Instructions for the task:
Could you copy every line from the material below in which "source" appears?

Records:
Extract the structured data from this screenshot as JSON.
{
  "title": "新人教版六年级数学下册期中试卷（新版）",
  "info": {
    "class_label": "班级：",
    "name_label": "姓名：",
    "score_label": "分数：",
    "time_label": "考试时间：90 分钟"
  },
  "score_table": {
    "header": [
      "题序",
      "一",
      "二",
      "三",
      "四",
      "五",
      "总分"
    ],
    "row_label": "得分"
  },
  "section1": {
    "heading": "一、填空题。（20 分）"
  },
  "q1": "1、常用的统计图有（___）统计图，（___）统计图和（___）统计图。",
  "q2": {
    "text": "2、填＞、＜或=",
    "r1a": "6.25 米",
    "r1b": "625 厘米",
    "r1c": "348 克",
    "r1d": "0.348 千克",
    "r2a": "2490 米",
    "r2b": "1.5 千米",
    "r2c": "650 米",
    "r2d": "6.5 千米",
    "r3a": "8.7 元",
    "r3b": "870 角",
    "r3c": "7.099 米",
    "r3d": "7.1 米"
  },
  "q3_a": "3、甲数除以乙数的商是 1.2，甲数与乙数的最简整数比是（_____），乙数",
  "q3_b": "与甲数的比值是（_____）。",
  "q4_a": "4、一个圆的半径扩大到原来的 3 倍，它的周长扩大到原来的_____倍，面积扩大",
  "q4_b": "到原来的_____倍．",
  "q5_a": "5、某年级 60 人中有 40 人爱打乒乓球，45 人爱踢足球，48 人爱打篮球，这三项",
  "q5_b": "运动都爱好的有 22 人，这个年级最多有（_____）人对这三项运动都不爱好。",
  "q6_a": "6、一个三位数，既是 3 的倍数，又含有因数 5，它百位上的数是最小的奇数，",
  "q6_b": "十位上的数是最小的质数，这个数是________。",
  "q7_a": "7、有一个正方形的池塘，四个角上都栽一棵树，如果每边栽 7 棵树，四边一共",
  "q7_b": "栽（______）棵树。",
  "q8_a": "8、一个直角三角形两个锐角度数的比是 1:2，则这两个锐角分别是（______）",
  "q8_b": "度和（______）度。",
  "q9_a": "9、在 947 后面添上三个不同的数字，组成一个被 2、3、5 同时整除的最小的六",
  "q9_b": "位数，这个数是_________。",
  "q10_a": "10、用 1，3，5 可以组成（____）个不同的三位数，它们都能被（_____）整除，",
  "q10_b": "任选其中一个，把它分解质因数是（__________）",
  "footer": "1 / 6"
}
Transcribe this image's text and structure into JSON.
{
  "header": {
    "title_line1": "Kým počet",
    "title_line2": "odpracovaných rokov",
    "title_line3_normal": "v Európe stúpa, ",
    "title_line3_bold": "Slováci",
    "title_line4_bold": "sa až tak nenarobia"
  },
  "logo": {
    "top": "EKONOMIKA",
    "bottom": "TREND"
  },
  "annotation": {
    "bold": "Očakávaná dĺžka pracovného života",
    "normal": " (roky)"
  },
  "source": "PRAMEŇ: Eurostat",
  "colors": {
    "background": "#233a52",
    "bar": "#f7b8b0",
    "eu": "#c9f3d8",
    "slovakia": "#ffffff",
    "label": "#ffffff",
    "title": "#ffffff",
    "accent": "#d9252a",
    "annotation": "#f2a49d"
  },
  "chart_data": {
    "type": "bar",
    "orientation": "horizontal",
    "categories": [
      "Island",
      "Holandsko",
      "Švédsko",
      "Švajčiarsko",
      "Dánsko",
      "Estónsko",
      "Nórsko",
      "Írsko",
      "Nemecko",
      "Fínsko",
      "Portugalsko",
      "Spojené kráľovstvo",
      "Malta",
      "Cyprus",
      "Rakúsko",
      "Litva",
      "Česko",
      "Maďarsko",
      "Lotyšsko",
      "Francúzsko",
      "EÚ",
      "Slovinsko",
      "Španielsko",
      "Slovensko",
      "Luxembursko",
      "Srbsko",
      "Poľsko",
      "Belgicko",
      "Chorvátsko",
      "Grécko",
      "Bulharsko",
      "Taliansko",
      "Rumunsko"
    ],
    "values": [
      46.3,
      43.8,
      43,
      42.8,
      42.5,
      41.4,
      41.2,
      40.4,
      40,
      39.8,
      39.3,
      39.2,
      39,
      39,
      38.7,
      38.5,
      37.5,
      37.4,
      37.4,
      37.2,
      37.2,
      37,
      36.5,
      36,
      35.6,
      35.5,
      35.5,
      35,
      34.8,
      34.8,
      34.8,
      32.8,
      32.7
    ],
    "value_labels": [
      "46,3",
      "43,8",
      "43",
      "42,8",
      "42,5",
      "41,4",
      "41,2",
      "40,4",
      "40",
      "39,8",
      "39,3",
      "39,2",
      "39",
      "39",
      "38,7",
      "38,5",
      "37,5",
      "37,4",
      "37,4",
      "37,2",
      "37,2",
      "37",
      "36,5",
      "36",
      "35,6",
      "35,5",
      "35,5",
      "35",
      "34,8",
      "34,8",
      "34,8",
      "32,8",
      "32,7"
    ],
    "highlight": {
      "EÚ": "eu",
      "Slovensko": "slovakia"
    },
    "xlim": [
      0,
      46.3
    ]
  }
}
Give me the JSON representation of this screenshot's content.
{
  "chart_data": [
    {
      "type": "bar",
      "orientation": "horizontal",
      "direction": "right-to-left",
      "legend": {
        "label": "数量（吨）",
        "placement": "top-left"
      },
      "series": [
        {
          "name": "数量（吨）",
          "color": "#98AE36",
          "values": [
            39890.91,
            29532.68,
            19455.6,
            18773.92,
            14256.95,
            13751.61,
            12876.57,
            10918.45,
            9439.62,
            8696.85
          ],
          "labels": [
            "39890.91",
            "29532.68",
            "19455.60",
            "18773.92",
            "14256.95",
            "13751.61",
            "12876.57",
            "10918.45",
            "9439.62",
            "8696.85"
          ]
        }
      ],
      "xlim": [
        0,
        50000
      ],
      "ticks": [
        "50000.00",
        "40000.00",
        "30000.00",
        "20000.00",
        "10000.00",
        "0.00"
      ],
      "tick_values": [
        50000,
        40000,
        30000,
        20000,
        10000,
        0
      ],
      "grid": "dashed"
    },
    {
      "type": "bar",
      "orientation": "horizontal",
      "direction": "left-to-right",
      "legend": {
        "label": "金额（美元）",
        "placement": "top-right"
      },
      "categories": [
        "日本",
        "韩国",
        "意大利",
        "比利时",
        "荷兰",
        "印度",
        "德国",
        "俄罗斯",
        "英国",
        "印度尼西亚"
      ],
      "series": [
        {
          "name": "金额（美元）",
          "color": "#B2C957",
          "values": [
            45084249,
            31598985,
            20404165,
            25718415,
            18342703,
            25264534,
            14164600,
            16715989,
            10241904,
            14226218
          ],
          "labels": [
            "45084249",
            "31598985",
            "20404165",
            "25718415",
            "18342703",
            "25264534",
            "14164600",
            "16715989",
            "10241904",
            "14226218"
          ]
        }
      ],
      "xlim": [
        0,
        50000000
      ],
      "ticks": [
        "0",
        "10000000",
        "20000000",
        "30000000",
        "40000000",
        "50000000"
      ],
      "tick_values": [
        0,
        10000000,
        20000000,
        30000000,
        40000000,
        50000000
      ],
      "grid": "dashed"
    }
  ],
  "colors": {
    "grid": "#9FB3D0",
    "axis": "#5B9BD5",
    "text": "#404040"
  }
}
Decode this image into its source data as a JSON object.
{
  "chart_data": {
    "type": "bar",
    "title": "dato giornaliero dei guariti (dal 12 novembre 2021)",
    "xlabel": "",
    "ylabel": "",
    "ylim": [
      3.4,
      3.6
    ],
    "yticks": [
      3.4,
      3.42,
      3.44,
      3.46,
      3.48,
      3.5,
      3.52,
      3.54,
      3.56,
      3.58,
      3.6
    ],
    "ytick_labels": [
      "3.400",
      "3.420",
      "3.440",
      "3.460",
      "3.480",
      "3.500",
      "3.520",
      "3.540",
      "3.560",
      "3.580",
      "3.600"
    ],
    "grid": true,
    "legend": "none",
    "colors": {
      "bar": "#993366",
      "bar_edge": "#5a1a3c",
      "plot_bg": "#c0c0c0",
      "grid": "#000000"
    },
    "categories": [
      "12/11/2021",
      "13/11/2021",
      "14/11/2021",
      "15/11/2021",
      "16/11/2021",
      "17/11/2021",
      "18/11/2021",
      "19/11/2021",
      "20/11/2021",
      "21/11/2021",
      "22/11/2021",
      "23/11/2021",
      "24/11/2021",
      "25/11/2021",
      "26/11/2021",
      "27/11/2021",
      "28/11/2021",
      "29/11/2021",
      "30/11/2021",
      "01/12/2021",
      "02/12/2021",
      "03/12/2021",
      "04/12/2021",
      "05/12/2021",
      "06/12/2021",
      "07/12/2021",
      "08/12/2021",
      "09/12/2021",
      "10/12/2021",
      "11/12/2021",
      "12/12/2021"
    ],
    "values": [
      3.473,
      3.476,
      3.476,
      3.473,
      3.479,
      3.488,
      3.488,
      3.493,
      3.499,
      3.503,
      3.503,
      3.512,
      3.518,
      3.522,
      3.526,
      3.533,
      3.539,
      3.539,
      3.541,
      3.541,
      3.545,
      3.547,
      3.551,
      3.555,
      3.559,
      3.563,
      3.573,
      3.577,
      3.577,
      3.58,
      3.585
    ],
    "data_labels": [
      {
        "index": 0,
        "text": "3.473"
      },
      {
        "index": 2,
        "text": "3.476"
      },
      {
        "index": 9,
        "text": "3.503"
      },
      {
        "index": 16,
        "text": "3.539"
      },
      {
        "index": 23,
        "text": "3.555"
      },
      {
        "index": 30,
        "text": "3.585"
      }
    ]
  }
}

Written solution:
  "source": "PRAMEŇ: Eurostat",
Decode this image into its source data as a JSON object.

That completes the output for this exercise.